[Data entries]
·····

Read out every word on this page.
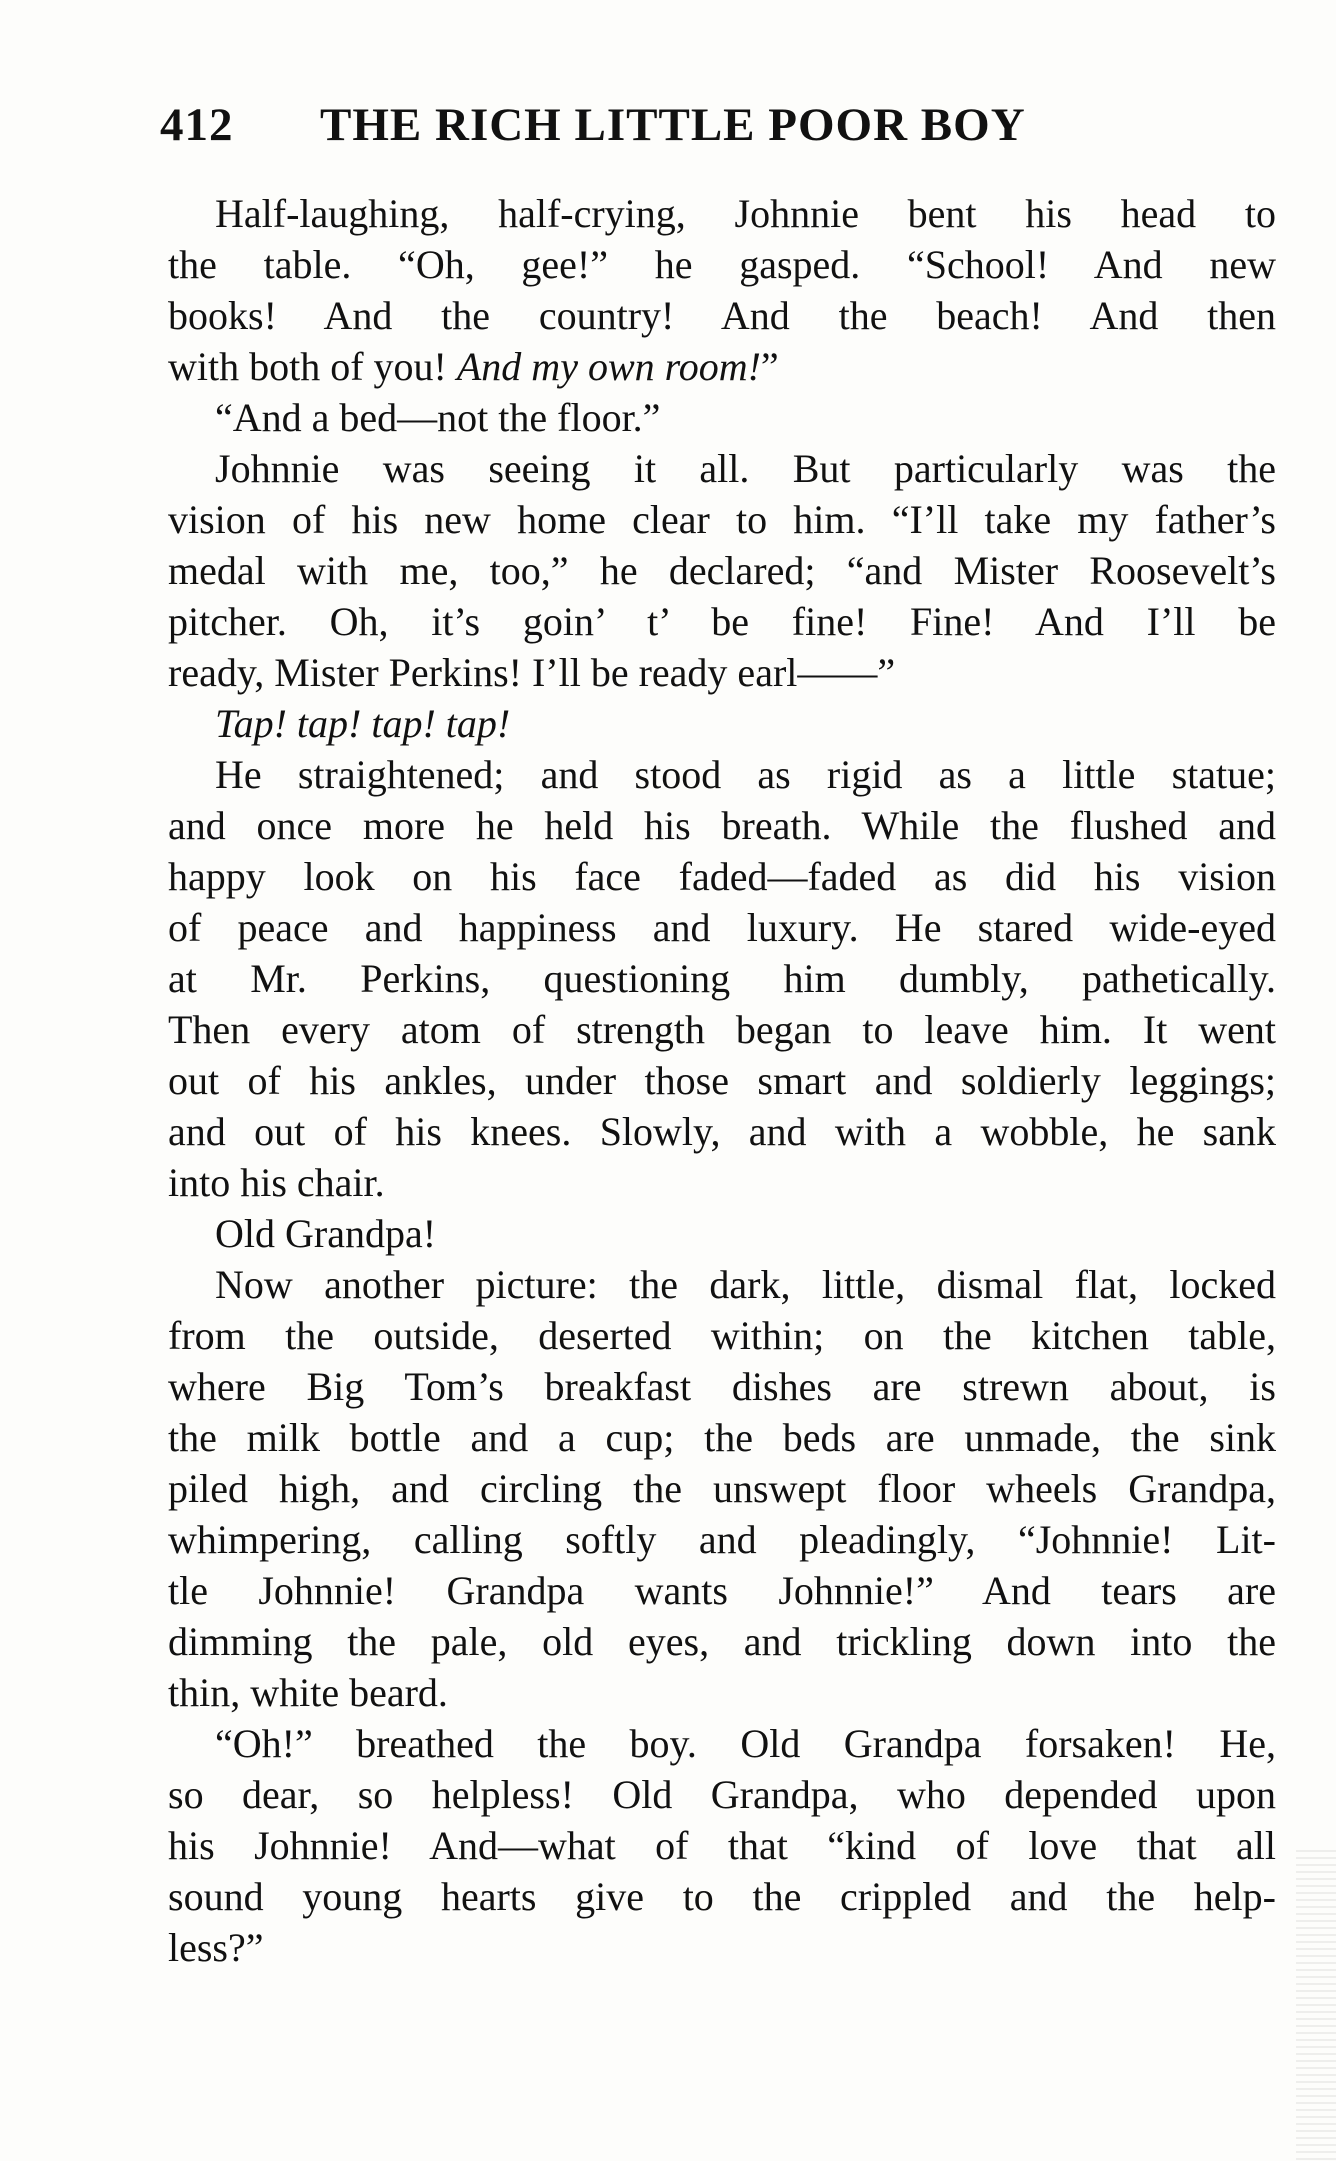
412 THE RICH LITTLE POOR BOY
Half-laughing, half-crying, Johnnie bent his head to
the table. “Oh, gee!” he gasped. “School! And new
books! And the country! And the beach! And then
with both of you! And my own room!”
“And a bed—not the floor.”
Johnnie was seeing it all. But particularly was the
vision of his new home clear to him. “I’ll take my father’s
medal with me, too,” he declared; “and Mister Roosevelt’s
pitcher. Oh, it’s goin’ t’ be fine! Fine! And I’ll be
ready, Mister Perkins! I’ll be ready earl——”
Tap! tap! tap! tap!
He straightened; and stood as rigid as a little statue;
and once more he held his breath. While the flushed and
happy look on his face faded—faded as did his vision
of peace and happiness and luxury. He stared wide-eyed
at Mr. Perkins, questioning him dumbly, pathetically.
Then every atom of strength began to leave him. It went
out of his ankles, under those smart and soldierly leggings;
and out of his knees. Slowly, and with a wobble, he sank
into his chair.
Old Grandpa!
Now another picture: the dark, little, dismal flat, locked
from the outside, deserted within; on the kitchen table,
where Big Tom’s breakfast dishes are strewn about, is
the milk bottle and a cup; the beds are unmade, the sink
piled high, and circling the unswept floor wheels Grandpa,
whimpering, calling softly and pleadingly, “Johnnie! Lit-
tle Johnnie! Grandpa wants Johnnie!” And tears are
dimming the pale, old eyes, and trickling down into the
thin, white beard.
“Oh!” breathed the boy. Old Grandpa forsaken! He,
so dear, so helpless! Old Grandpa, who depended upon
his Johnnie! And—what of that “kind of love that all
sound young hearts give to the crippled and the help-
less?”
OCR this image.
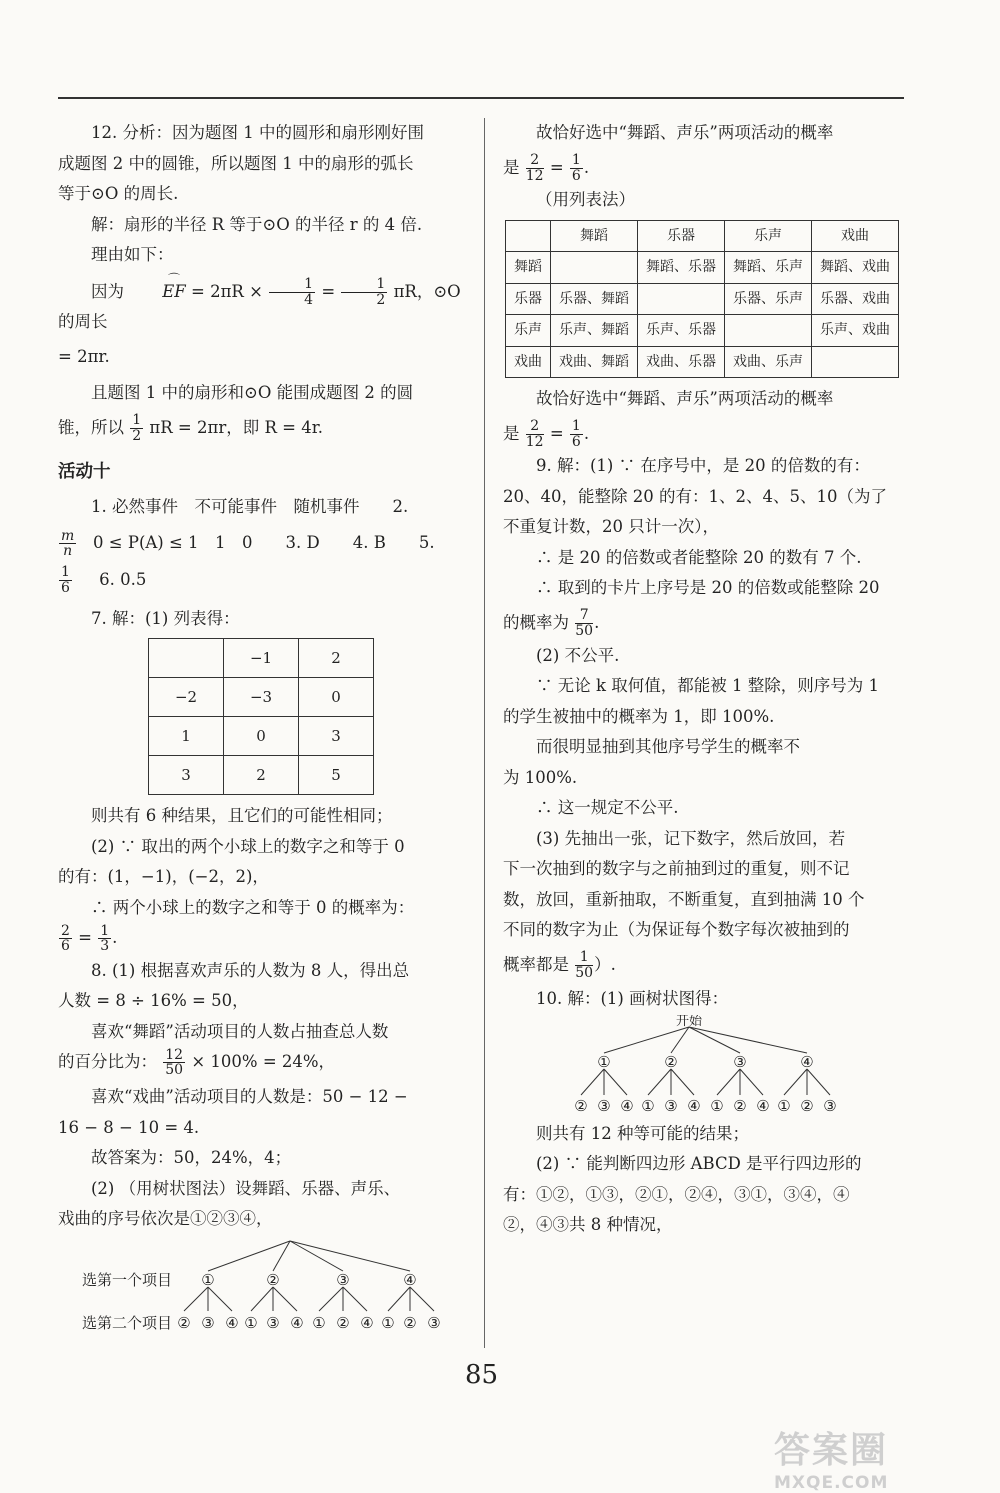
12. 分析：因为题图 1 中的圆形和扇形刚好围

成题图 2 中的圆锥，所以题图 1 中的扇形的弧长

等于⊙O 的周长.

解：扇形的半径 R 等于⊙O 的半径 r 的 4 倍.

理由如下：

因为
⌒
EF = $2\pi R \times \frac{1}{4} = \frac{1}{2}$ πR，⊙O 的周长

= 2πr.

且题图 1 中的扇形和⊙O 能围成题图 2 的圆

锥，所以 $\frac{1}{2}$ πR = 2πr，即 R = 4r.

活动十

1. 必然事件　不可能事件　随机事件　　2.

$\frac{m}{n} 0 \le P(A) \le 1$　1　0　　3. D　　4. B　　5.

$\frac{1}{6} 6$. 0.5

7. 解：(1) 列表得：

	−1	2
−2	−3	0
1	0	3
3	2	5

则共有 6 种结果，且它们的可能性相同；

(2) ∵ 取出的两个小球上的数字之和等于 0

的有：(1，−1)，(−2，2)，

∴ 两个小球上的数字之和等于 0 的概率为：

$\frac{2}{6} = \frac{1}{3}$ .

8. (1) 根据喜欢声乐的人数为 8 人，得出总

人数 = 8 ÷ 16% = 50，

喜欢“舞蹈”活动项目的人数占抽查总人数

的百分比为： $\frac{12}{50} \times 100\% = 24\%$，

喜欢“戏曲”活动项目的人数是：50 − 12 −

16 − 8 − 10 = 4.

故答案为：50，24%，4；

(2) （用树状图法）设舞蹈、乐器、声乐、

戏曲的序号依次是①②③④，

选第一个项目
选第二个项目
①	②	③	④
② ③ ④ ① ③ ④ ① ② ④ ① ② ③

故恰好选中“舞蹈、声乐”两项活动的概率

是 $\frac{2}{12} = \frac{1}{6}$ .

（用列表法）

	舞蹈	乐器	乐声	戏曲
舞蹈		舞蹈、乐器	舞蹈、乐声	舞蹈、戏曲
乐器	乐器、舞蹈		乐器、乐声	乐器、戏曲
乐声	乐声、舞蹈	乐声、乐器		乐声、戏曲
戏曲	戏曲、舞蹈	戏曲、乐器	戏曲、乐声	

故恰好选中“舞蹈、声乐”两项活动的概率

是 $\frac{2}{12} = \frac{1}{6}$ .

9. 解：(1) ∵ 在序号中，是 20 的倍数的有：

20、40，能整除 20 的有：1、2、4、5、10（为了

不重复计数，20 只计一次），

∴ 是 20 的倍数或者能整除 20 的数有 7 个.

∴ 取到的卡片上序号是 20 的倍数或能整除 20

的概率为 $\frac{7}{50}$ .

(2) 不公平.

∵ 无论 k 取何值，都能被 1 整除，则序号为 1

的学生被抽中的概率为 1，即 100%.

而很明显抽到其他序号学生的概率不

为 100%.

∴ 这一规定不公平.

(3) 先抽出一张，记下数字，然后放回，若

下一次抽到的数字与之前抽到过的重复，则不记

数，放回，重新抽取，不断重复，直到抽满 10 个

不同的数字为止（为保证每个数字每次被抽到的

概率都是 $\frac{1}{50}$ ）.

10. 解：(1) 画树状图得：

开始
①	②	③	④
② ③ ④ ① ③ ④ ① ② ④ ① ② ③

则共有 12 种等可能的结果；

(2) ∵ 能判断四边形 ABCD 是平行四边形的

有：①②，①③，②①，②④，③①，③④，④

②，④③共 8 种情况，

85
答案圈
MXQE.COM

·····

* _EXERCISE DETAILS_: Work through the records line by line and tally those holding "this". Reply with the number alone.

* _WRITTEN RESPONSE_: 2